Would you retype the whole listing exactly, leaving its pictures out?
# # # # #
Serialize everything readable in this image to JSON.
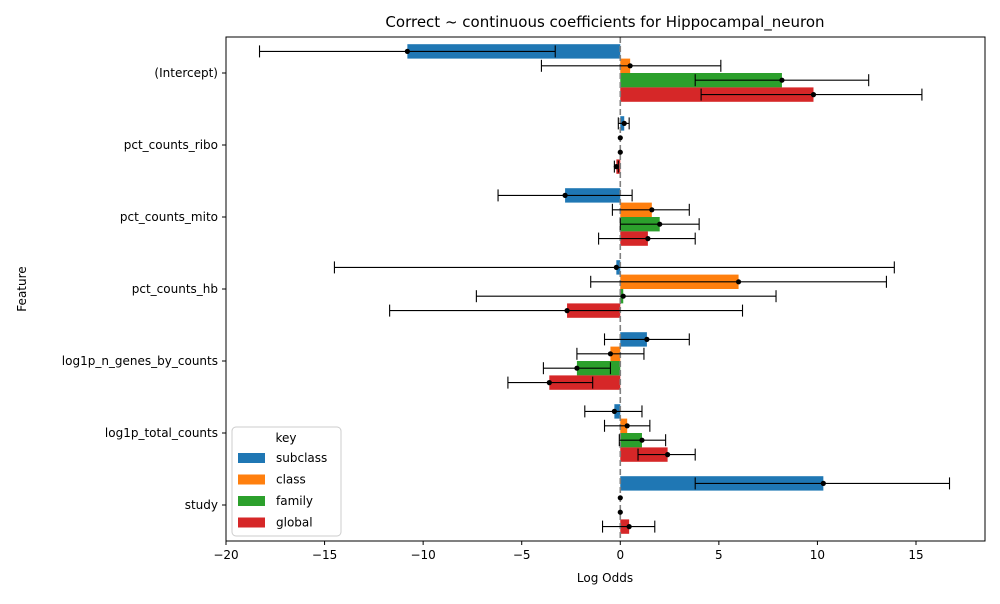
{
  "chart_data": {
    "type": "bar",
    "orientation": "horizontal",
    "title": "Correct ~ continuous coefficients for Hippocampal_neuron",
    "xlabel": "Log Odds",
    "ylabel": "Feature",
    "xlim": [
      -20,
      18.5
    ],
    "xticks": [
      -20,
      -15,
      -10,
      -5,
      0,
      5,
      10,
      15
    ],
    "xtick_labels": [
      "−20",
      "−15",
      "−10",
      "−5",
      "0",
      "5",
      "10",
      "15"
    ],
    "grid": false,
    "reference_line": {
      "x": 0,
      "style": "dashed",
      "color": "#808080"
    },
    "categories": [
      "(Intercept)",
      "pct_counts_ribo",
      "pct_counts_mito",
      "pct_counts_hb",
      "log1p_n_genes_by_counts",
      "log1p_total_counts",
      "study"
    ],
    "series": [
      {
        "name": "subclass",
        "color": "#1f77b4",
        "values": [
          -10.8,
          0.2,
          -2.8,
          -0.2,
          1.35,
          -0.3,
          10.3
        ],
        "ci_low": [
          -18.3,
          -0.1,
          -6.2,
          -14.5,
          -0.8,
          -1.8,
          3.8
        ],
        "ci_high": [
          -3.3,
          0.45,
          0.6,
          13.9,
          3.5,
          1.1,
          16.7
        ]
      },
      {
        "name": "class",
        "color": "#ff7f0e",
        "values": [
          0.5,
          0.0,
          1.6,
          6.0,
          -0.5,
          0.35,
          0.0
        ],
        "ci_low": [
          -4.0,
          0.0,
          -0.4,
          -1.5,
          -2.2,
          -0.8,
          0.0
        ],
        "ci_high": [
          5.1,
          0.0,
          3.5,
          13.5,
          1.2,
          1.5,
          0.0
        ]
      },
      {
        "name": "family",
        "color": "#2ca02c",
        "values": [
          8.2,
          0.0,
          2.0,
          0.15,
          -2.2,
          1.1,
          0.0
        ],
        "ci_low": [
          3.8,
          0.0,
          0.0,
          -7.3,
          -3.9,
          -0.05,
          0.0
        ],
        "ci_high": [
          12.6,
          0.0,
          4.0,
          7.9,
          -0.5,
          2.3,
          0.0
        ]
      },
      {
        "name": "global",
        "color": "#d62728",
        "values": [
          9.8,
          -0.2,
          1.4,
          -2.7,
          -3.6,
          2.4,
          0.45
        ],
        "ci_low": [
          4.1,
          -0.3,
          -1.1,
          -11.7,
          -5.7,
          0.9,
          -0.9
        ],
        "ci_high": [
          15.3,
          -0.1,
          3.8,
          6.2,
          -1.4,
          3.8,
          1.75
        ]
      }
    ],
    "legend": {
      "title": "key",
      "position": "lower-left",
      "entries": [
        "subclass",
        "class",
        "family",
        "global"
      ]
    }
  }
}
# # # # #
## YOUR RESPONSE
Serialize everything readable in this image to JSON.
{
  "chart_data": {
    "type": "bar",
    "orientation": "horizontal",
    "title": "Correct ~ continuous coefficients for Hippocampal_neuron",
    "xlabel": "Log Odds",
    "ylabel": "Feature",
    "xlim": [
      -20,
      18.5
    ],
    "xticks": [
      -20,
      -15,
      -10,
      -5,
      0,
      5,
      10,
      15
    ],
    "xtick_labels": [
      "−20",
      "−15",
      "−10",
      "−5",
      "0",
      "5",
      "10",
      "15"
    ],
    "grid": false,
    "reference_line": {
      "x": 0,
      "style": "dashed",
      "color": "#808080"
    },
    "categories": [
      "(Intercept)",
      "pct_counts_ribo",
      "pct_counts_mito",
      "pct_counts_hb",
      "log1p_n_genes_by_counts",
      "log1p_total_counts",
      "study"
    ],
    "series": [
      {
        "name": "subclass",
        "color": "#1f77b4",
        "values": [
          -10.8,
          0.2,
          -2.8,
          -0.2,
          1.35,
          -0.3,
          10.3
        ],
        "ci_low": [
          -18.3,
          -0.1,
          -6.2,
          -14.5,
          -0.8,
          -1.8,
          3.8
        ],
        "ci_high": [
          -3.3,
          0.45,
          0.6,
          13.9,
          3.5,
          1.1,
          16.7
        ]
      },
      {
        "name": "class",
        "color": "#ff7f0e",
        "values": [
          0.5,
          0.0,
          1.6,
          6.0,
          -0.5,
          0.35,
          0.0
        ],
        "ci_low": [
          -4.0,
          0.0,
          -0.4,
          -1.5,
          -2.2,
          -0.8,
          0.0
        ],
        "ci_high": [
          5.1,
          0.0,
          3.5,
          13.5,
          1.2,
          1.5,
          0.0
        ]
      },
      {
        "name": "family",
        "color": "#2ca02c",
        "values": [
          8.2,
          0.0,
          2.0,
          0.15,
          -2.2,
          1.1,
          0.0
        ],
        "ci_low": [
          3.8,
          0.0,
          0.0,
          -7.3,
          -3.9,
          -0.05,
          0.0
        ],
        "ci_high": [
          12.6,
          0.0,
          4.0,
          7.9,
          -0.5,
          2.3,
          0.0
        ]
      },
      {
        "name": "global",
        "color": "#d62728",
        "values": [
          9.8,
          -0.2,
          1.4,
          -2.7,
          -3.6,
          2.4,
          0.45
        ],
        "ci_low": [
          4.1,
          -0.3,
          -1.1,
          -11.7,
          -5.7,
          0.9,
          -0.9
        ],
        "ci_high": [
          15.3,
          -0.1,
          3.8,
          6.2,
          -1.4,
          3.8,
          1.75
        ]
      }
    ],
    "legend": {
      "title": "key",
      "position": "lower-left",
      "entries": [
        "subclass",
        "class",
        "family",
        "global"
      ]
    }
  }
}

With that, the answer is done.